--- BEGIN ENTRIES SHOWN ---
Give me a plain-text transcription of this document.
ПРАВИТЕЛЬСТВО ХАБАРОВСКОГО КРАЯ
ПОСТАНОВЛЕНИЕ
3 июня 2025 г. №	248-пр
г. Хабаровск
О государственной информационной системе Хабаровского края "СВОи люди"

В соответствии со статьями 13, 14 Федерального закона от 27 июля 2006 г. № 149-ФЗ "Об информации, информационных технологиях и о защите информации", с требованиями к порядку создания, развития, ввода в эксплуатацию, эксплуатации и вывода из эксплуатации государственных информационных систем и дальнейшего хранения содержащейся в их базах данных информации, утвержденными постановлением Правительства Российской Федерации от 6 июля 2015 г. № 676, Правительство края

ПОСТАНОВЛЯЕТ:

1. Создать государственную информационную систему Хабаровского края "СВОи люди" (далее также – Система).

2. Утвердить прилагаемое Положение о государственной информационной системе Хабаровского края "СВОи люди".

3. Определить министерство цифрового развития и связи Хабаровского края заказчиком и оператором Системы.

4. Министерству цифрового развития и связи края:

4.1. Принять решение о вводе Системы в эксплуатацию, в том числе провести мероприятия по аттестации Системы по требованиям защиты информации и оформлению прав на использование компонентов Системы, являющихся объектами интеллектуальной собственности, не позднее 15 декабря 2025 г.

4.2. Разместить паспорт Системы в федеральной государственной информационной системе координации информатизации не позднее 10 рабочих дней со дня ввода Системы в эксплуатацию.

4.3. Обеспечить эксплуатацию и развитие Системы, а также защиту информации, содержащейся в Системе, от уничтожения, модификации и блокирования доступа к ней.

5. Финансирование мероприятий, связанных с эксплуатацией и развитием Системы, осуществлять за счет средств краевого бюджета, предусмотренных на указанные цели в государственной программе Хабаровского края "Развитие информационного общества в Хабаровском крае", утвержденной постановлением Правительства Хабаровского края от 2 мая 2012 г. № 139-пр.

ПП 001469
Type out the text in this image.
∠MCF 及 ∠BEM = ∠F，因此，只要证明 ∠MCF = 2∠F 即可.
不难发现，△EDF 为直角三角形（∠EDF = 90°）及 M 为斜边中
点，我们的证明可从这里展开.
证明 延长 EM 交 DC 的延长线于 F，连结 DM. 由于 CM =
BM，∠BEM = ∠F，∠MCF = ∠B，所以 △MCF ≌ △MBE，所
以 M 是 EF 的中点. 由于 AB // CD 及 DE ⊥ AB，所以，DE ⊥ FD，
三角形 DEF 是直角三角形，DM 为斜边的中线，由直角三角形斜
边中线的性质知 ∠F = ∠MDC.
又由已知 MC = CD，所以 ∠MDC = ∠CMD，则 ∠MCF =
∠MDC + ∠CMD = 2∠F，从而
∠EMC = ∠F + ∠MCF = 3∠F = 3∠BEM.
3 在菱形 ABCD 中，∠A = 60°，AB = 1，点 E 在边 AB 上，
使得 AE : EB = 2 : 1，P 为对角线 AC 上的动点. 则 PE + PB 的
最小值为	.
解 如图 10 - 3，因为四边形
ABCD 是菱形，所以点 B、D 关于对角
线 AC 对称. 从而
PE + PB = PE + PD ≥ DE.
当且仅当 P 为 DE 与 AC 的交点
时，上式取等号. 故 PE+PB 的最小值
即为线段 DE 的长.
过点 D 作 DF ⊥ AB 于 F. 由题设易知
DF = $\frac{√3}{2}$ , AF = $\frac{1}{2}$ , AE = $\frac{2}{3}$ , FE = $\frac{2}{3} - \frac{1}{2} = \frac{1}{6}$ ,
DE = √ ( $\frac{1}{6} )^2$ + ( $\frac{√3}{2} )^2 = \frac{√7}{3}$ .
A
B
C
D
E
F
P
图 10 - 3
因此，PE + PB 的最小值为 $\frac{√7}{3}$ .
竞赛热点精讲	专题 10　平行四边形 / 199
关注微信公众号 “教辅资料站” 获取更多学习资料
--- END ENTRIES SHOWN ---
▶ _GIVEN EXERCISE_
Retype the material in full. Each word must match.

▶ _ANSWER FOR THIS EXERCISE_
Give me a plain-text transcription of this document.
ПРАВИТЕЛЬСТВО ХАБАРОВСКОГО КРАЯ
ПОСТАНОВЛЕНИЕ
3 июня 2025 г. №	248-пр
г. Хабаровск
О государственной информационной системе Хабаровского края "СВОи люди"

В соответствии со статьями 13, 14 Федерального закона от 27 июля 2006 г. № 149-ФЗ "Об информации, информационных технологиях и о защите информации", с требованиями к порядку создания, развития, ввода в эксплуатацию, эксплуатации и вывода из эксплуатации государственных информационных систем и дальнейшего хранения содержащейся в их базах данных информации, утвержденными постановлением Правительства Российской Федерации от 6 июля 2015 г. № 676, Правительство края

ПОСТАНОВЛЯЕТ:

1. Создать государственную информационную систему Хабаровского края "СВОи люди" (далее также – Система).

2. Утвердить прилагаемое Положение о государственной информационной системе Хабаровского края "СВОи люди".

3. Определить министерство цифрового развития и связи Хабаровского края заказчиком и оператором Системы.

4. Министерству цифрового развития и связи края:

4.1. Принять решение о вводе Системы в эксплуатацию, в том числе провести мероприятия по аттестации Системы по требованиям защиты информации и оформлению прав на использование компонентов Системы, являющихся объектами интеллектуальной собственности, не позднее 15 декабря 2025 г.

4.2. Разместить паспорт Системы в федеральной государственной информационной системе координации информатизации не позднее 10 рабочих дней со дня ввода Системы в эксплуатацию.

4.3. Обеспечить эксплуатацию и развитие Системы, а также защиту информации, содержащейся в Системе, от уничтожения, модификации и блокирования доступа к ней.

5. Финансирование мероприятий, связанных с эксплуатацией и развитием Системы, осуществлять за счет средств краевого бюджета, предусмотренных на указанные цели в государственной программе Хабаровского края "Развитие информационного общества в Хабаровском крае", утвержденной постановлением Правительства Хабаровского края от 2 мая 2012 г. № 139-пр.

ПП 001469
Type out the text in this image.
∠MCF 及 ∠BEM = ∠F，因此，只要证明 ∠MCF = 2∠F 即可.
不难发现，△EDF 为直角三角形（∠EDF = 90°）及 M 为斜边中
点，我们的证明可从这里展开.
证明 延长 EM 交 DC 的延长线于 F，连结 DM. 由于 CM =
BM，∠BEM = ∠F，∠MCF = ∠B，所以 △MCF ≌ △MBE，所
以 M 是 EF 的中点. 由于 AB // CD 及 DE ⊥ AB，所以，DE ⊥ FD，
三角形 DEF 是直角三角形，DM 为斜边的中线，由直角三角形斜
边中线的性质知 ∠F = ∠MDC.
又由已知 MC = CD，所以 ∠MDC = ∠CMD，则 ∠MCF =
∠MDC + ∠CMD = 2∠F，从而
∠EMC = ∠F + ∠MCF = 3∠F = 3∠BEM.
3 在菱形 ABCD 中，∠A = 60°，AB = 1，点 E 在边 AB 上，
使得 AE : EB = 2 : 1，P 为对角线 AC 上的动点. 则 PE + PB 的
最小值为	.
解 如图 10 - 3，因为四边形
ABCD 是菱形，所以点 B、D 关于对角
线 AC 对称. 从而
PE + PB = PE + PD ≥ DE.
当且仅当 P 为 DE 与 AC 的交点
时，上式取等号. 故 PE+PB 的最小值
即为线段 DE 的长.
过点 D 作 DF ⊥ AB 于 F. 由题设易知
DF = $\frac{√3}{2}$ , AF = $\frac{1}{2}$ , AE = $\frac{2}{3}$ , FE = $\frac{2}{3} - \frac{1}{2} = \frac{1}{6}$ ,
DE = √ ( $\frac{1}{6} )^2$ + ( $\frac{√3}{2} )^2 = \frac{√7}{3}$ .
A
B
C
D
E
F
P
图 10 - 3
因此，PE + PB 的最小值为 $\frac{√7}{3}$ .
竞赛热点精讲	专题 10　平行四边形 / 199
关注微信公众号 “教辅资料站” 获取更多学习资料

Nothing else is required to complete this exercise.